### RECORDS FOR THIS TASK
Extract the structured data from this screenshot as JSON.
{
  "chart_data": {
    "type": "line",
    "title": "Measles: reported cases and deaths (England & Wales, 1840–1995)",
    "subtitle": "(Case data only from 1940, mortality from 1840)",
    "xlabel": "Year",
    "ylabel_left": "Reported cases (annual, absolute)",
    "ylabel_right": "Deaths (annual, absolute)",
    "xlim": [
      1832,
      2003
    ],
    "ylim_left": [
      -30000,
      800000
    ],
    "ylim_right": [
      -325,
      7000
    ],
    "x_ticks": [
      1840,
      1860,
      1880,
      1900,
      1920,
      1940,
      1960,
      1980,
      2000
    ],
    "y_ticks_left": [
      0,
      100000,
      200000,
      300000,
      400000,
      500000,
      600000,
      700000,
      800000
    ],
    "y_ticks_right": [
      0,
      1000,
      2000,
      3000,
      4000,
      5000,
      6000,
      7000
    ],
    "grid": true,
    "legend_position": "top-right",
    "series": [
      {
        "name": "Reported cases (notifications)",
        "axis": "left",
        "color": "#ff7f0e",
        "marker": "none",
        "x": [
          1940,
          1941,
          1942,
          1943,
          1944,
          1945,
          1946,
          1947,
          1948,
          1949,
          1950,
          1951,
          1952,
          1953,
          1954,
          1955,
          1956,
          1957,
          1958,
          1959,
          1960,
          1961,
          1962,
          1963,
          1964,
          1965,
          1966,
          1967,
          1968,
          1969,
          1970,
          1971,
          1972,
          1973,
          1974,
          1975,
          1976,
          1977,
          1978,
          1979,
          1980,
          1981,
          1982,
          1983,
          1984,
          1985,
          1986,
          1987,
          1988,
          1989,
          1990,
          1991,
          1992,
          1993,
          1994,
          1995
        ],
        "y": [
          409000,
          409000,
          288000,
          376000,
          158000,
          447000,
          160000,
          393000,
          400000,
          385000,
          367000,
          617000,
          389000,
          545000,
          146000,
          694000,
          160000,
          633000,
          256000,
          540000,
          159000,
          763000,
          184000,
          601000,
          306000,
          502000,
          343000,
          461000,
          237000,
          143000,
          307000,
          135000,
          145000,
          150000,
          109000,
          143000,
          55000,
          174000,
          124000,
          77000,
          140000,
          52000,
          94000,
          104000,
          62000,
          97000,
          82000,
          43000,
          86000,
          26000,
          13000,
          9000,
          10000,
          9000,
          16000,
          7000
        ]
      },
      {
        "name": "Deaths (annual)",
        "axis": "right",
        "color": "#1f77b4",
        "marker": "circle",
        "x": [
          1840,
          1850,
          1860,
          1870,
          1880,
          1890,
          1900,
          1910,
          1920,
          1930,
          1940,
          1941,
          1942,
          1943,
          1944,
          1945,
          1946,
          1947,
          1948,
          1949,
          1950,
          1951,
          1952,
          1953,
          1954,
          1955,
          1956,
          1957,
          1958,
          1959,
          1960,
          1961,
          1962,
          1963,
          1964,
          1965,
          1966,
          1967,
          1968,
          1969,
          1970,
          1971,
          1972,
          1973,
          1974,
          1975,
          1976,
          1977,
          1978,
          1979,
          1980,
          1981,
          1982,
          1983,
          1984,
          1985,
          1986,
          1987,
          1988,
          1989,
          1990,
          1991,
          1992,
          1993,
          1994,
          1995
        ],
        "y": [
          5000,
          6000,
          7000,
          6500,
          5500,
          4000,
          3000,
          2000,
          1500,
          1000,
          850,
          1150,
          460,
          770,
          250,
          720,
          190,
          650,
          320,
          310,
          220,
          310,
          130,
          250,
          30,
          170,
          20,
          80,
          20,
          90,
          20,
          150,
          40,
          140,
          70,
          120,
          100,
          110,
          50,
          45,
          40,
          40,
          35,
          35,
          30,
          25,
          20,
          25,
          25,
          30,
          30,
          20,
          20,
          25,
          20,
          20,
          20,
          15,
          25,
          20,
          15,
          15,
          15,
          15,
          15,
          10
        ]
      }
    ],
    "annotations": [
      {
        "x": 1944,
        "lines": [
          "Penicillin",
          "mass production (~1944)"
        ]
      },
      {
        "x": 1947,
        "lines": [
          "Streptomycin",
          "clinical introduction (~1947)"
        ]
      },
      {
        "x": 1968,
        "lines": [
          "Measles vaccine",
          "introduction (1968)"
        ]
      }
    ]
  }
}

### BRIEF
Only a number is wanted here: how many lines in the data above include the string "introduction"?

### SOLUTION
2